» WHAT THE TASK REQUIRES
Copy out every record below exactly as written, but leave out any pictures.

## begin INFORMATION PROVIDED

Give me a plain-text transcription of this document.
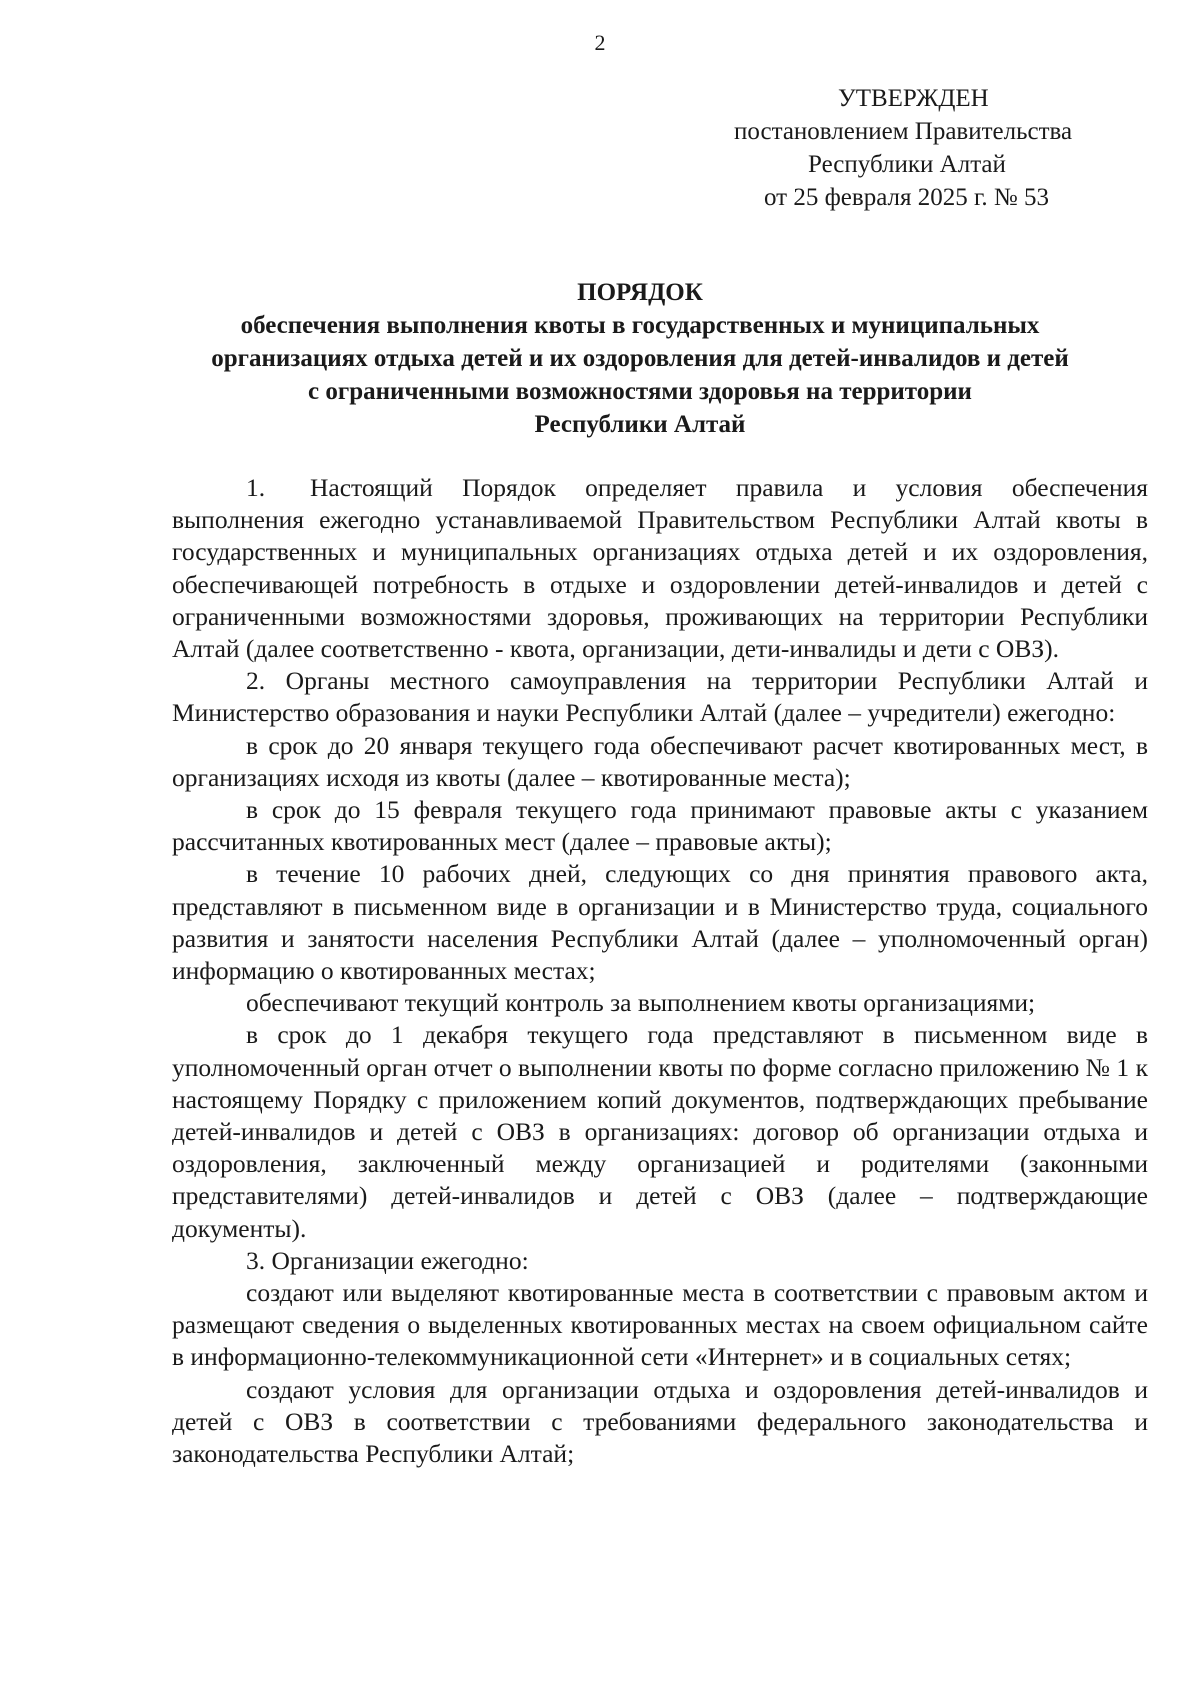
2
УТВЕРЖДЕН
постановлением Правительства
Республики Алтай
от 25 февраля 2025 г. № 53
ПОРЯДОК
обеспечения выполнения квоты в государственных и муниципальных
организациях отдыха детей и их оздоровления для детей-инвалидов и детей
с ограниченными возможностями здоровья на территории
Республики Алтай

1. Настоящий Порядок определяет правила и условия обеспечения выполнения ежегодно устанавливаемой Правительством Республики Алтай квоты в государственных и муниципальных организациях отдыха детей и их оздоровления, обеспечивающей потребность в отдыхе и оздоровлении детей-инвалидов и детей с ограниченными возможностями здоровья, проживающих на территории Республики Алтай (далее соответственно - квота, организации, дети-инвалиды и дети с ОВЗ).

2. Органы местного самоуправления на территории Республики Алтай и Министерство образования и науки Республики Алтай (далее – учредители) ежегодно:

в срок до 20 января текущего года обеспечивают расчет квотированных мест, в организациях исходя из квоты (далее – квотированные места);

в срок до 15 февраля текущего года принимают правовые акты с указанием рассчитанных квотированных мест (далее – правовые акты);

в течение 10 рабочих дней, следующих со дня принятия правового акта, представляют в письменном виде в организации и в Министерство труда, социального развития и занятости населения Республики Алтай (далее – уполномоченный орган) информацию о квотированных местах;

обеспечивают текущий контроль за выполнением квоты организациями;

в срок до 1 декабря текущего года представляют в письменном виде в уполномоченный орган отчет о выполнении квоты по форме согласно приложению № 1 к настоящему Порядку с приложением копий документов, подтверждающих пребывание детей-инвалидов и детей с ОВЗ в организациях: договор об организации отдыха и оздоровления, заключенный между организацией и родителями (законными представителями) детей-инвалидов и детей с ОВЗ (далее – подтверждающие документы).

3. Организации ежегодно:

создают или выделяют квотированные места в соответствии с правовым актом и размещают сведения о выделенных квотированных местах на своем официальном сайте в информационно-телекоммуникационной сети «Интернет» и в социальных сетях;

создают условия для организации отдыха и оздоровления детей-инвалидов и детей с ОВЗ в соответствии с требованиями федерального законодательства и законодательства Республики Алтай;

## end INFORMATION PROVIDED

» EXERCISE SOLUTION
Give me a plain-text transcription of this document.
2
УТВЕРЖДЕН
постановлением Правительства
Республики Алтай
от 25 февраля 2025 г. № 53
ПОРЯДОК
обеспечения выполнения квоты в государственных и муниципальных
организациях отдыха детей и их оздоровления для детей-инвалидов и детей
с ограниченными возможностями здоровья на территории
Республики Алтай

1. Настоящий Порядок определяет правила и условия обеспечения выполнения ежегодно устанавливаемой Правительством Республики Алтай квоты в государственных и муниципальных организациях отдыха детей и их оздоровления, обеспечивающей потребность в отдыхе и оздоровлении детей-инвалидов и детей с ограниченными возможностями здоровья, проживающих на территории Республики Алтай (далее соответственно - квота, организации, дети-инвалиды и дети с ОВЗ).

2. Органы местного самоуправления на территории Республики Алтай и Министерство образования и науки Республики Алтай (далее – учредители) ежегодно:

в срок до 20 января текущего года обеспечивают расчет квотированных мест, в организациях исходя из квоты (далее – квотированные места);

в срок до 15 февраля текущего года принимают правовые акты с указанием рассчитанных квотированных мест (далее – правовые акты);

в течение 10 рабочих дней, следующих со дня принятия правового акта, представляют в письменном виде в организации и в Министерство труда, социального развития и занятости населения Республики Алтай (далее – уполномоченный орган) информацию о квотированных местах;

обеспечивают текущий контроль за выполнением квоты организациями;

в срок до 1 декабря текущего года представляют в письменном виде в уполномоченный орган отчет о выполнении квоты по форме согласно приложению № 1 к настоящему Порядку с приложением копий документов, подтверждающих пребывание детей-инвалидов и детей с ОВЗ в организациях: договор об организации отдыха и оздоровления, заключенный между организацией и родителями (законными представителями) детей-инвалидов и детей с ОВЗ (далее – подтверждающие документы).

3. Организации ежегодно:

создают или выделяют квотированные места в соответствии с правовым актом и размещают сведения о выделенных квотированных местах на своем официальном сайте в информационно-телекоммуникационной сети «Интернет» и в социальных сетях;

создают условия для организации отдыха и оздоровления детей-инвалидов и детей с ОВЗ в соответствии с требованиями федерального законодательства и законодательства Республики Алтай;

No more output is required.